>> begin Data excerpts
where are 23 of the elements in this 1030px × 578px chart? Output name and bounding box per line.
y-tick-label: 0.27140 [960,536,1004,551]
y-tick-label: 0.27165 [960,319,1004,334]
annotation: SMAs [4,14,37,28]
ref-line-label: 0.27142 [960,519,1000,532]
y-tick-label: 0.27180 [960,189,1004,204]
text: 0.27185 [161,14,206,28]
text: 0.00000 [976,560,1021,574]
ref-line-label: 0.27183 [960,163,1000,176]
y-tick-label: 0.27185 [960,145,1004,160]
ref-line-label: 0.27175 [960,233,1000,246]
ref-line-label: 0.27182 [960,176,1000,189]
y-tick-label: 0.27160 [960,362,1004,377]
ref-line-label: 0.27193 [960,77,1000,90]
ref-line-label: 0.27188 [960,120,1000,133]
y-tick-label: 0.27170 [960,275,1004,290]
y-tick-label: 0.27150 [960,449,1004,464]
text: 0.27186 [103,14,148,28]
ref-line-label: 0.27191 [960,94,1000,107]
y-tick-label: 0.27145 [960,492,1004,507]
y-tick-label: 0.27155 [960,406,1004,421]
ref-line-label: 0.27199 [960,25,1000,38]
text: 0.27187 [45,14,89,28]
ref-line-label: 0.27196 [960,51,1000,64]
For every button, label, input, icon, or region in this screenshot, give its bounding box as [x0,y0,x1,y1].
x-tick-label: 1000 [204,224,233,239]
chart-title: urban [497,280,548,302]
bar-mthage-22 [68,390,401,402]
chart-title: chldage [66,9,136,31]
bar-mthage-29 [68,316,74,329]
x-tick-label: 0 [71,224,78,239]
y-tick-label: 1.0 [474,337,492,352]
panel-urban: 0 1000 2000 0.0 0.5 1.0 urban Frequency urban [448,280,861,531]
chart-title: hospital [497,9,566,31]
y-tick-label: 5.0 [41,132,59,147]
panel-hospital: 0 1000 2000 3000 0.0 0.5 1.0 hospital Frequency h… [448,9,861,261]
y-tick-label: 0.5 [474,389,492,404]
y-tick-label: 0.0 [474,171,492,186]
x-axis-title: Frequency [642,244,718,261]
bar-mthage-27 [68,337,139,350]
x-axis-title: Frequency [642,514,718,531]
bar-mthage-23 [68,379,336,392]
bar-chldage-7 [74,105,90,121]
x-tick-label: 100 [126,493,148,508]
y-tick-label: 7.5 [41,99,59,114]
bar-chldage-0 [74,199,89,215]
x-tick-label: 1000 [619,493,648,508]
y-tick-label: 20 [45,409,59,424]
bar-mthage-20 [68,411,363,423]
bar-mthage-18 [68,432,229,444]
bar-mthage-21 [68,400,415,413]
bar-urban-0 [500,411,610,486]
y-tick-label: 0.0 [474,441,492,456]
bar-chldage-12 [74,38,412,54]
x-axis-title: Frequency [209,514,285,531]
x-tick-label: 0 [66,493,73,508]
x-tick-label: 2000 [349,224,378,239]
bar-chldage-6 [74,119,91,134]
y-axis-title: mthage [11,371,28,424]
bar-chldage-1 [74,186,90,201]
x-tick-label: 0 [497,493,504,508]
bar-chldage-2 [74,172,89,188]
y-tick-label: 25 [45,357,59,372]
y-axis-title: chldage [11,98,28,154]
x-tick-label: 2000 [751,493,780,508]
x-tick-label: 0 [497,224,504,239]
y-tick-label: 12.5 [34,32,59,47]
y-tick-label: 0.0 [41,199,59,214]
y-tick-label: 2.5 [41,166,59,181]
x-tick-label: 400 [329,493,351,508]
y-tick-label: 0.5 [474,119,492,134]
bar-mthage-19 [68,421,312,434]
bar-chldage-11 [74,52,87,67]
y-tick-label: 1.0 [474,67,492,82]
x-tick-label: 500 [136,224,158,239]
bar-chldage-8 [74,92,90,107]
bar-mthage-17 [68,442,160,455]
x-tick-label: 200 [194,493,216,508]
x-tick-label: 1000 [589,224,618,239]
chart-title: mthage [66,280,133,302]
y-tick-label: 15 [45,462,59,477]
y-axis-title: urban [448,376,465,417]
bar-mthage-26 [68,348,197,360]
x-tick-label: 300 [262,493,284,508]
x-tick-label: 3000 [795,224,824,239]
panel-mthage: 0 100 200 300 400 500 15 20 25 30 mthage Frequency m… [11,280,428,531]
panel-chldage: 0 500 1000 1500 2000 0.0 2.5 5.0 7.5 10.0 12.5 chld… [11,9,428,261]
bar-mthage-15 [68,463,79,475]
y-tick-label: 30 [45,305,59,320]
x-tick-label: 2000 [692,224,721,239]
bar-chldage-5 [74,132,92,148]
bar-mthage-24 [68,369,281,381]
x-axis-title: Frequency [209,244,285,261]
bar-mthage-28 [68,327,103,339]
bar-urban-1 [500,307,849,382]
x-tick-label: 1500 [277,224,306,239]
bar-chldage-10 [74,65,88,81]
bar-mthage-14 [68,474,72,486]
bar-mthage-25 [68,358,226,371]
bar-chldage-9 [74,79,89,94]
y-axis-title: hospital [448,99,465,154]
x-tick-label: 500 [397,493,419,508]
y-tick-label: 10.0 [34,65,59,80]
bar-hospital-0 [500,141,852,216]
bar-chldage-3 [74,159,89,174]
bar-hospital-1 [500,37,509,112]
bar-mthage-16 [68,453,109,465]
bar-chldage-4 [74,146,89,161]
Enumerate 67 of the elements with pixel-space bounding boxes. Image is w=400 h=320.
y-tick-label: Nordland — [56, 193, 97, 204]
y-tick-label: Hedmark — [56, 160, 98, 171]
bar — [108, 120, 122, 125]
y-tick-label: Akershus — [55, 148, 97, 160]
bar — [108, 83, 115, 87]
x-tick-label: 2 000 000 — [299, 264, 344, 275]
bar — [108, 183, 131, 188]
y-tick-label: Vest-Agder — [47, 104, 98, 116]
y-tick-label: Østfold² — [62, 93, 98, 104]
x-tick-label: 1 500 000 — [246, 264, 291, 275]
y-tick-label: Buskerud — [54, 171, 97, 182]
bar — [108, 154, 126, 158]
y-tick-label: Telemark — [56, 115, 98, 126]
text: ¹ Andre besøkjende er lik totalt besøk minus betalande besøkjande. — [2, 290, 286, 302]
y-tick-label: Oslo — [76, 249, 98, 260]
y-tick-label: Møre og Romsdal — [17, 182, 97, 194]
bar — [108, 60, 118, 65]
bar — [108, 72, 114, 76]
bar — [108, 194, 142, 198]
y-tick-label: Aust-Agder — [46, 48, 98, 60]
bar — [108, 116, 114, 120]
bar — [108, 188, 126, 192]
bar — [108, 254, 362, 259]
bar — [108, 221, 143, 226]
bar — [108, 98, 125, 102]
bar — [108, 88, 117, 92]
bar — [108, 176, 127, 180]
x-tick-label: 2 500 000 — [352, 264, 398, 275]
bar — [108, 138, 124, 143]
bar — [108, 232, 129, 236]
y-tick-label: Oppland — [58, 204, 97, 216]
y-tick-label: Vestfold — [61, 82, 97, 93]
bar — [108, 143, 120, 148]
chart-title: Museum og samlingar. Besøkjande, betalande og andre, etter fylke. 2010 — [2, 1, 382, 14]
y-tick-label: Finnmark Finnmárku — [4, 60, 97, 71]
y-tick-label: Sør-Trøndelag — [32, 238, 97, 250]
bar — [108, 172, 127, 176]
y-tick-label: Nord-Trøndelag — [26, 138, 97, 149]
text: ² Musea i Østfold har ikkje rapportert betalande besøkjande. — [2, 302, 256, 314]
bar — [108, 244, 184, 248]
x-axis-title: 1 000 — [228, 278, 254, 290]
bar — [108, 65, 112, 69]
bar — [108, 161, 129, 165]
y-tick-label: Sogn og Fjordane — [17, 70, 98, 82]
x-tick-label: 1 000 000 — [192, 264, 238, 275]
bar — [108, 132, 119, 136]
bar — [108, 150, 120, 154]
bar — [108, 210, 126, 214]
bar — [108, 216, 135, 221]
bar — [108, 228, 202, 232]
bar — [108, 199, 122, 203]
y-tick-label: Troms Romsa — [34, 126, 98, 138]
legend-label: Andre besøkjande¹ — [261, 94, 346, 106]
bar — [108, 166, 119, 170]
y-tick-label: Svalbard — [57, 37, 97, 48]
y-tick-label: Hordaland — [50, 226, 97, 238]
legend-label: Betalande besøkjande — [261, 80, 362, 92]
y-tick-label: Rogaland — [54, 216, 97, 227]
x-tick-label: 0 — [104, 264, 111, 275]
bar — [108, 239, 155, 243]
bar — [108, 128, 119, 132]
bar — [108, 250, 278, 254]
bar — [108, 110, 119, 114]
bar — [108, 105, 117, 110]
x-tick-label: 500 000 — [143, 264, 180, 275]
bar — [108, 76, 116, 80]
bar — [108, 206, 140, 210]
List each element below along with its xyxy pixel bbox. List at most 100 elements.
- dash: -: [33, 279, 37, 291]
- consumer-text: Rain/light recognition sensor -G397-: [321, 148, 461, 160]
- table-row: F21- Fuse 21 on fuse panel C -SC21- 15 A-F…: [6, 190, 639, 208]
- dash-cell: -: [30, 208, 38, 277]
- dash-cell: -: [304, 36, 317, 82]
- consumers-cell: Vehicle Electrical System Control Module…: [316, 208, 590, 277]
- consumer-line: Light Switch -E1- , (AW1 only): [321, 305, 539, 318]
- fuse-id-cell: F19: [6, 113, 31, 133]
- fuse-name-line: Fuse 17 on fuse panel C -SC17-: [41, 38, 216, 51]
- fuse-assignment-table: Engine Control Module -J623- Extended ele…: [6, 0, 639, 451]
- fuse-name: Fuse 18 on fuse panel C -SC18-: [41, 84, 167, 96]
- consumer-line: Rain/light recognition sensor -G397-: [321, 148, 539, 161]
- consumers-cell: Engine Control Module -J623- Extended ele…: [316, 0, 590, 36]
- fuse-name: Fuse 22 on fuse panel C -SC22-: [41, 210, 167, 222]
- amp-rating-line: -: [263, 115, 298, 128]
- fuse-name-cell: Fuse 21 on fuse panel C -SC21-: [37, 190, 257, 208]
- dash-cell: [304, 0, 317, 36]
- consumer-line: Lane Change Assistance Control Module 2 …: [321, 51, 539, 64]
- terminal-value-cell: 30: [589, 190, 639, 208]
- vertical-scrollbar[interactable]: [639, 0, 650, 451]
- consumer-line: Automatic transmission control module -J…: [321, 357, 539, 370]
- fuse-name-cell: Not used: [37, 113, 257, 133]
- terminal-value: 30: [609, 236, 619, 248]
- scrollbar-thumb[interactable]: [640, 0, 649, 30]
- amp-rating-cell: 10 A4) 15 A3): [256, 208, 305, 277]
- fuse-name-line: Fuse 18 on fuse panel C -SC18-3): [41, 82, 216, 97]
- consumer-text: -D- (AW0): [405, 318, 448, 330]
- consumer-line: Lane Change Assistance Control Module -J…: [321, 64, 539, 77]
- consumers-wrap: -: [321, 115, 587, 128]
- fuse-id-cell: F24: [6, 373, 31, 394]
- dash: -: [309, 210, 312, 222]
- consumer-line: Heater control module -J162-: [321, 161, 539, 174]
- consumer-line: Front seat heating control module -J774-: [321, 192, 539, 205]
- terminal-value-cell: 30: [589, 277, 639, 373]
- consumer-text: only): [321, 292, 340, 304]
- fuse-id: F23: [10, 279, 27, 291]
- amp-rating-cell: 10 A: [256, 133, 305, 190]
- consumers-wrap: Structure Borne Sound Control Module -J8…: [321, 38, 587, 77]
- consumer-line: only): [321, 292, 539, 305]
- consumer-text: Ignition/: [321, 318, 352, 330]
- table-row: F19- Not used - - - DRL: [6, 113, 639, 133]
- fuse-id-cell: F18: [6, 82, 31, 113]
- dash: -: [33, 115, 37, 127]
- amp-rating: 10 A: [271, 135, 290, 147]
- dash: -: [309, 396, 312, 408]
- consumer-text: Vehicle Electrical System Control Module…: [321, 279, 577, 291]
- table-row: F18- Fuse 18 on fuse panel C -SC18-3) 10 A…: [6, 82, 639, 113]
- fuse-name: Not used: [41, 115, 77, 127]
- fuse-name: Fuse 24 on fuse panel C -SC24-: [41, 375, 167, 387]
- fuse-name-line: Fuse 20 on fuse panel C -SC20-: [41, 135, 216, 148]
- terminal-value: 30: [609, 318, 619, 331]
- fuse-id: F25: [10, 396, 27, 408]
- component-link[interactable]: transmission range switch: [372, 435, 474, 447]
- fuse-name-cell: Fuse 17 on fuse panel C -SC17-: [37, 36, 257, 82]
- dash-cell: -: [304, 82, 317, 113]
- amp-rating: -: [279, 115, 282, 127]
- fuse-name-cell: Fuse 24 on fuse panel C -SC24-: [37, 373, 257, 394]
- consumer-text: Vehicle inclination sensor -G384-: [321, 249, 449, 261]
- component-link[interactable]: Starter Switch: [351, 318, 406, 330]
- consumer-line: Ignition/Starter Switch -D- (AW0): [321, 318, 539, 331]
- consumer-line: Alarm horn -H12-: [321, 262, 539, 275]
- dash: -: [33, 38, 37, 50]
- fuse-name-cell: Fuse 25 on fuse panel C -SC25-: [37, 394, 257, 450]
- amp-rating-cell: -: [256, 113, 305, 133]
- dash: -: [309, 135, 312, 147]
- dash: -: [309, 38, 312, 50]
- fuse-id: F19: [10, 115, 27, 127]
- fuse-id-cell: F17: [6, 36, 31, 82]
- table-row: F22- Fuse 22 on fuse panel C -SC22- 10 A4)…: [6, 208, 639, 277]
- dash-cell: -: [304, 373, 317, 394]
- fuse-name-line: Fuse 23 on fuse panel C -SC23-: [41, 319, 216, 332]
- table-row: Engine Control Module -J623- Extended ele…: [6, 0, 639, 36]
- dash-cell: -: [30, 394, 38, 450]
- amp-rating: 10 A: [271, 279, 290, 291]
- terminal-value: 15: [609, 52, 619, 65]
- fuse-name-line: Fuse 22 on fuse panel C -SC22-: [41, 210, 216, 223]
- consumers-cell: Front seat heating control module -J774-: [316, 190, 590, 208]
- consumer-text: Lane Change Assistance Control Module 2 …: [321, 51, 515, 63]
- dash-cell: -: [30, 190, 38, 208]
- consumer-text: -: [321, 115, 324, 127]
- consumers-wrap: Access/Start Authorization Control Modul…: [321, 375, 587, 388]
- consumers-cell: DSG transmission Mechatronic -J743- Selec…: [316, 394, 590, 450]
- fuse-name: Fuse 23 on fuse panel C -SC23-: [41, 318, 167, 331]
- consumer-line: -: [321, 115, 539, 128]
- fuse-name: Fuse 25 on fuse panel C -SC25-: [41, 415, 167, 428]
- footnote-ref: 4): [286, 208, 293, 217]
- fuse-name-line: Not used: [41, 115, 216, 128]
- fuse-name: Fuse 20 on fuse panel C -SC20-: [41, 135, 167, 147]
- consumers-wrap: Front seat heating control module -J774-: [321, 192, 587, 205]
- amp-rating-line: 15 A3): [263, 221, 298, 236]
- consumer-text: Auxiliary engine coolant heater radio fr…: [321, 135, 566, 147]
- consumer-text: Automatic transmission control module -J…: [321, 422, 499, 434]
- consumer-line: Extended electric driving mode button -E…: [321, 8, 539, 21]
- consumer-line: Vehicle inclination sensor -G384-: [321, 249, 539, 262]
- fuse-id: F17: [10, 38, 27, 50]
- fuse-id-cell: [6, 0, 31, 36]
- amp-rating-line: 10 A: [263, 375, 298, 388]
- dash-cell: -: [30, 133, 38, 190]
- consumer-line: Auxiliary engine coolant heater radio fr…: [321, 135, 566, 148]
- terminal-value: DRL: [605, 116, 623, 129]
>> end Data excerpts
▶ [Task instructions] Recast the material above as a Markdown table with the columns Row and Line, numbering each line and omitting blank ones. Start at the first line of the material and stop after the line that contains "ref-line-label: 0.27183 [960,163,1000,176]".

▶ [Written response]
| Row | Line |
|---|---|
| 1 | where are 23 of the elements in this 1030px × 578px chart? Output name and bounding box per line. |
| 2 | y-tick-label: 0.27140 [960,536,1004,551] |
| 3 | y-tick-label: 0.27165 [960,319,1004,334] |
| 4 | annotation: SMAs [4,14,37,28] |
| 5 | ref-line-label: 0.27142 [960,519,1000,532] |
| 6 | y-tick-label: 0.27180 [960,189,1004,204] |
| 7 | text: 0.27185 [161,14,206,28] |
| 8 | text: 0.00000 [976,560,1021,574] |
| 9 | ref-line-label: 0.27183 [960,163,1000,176] |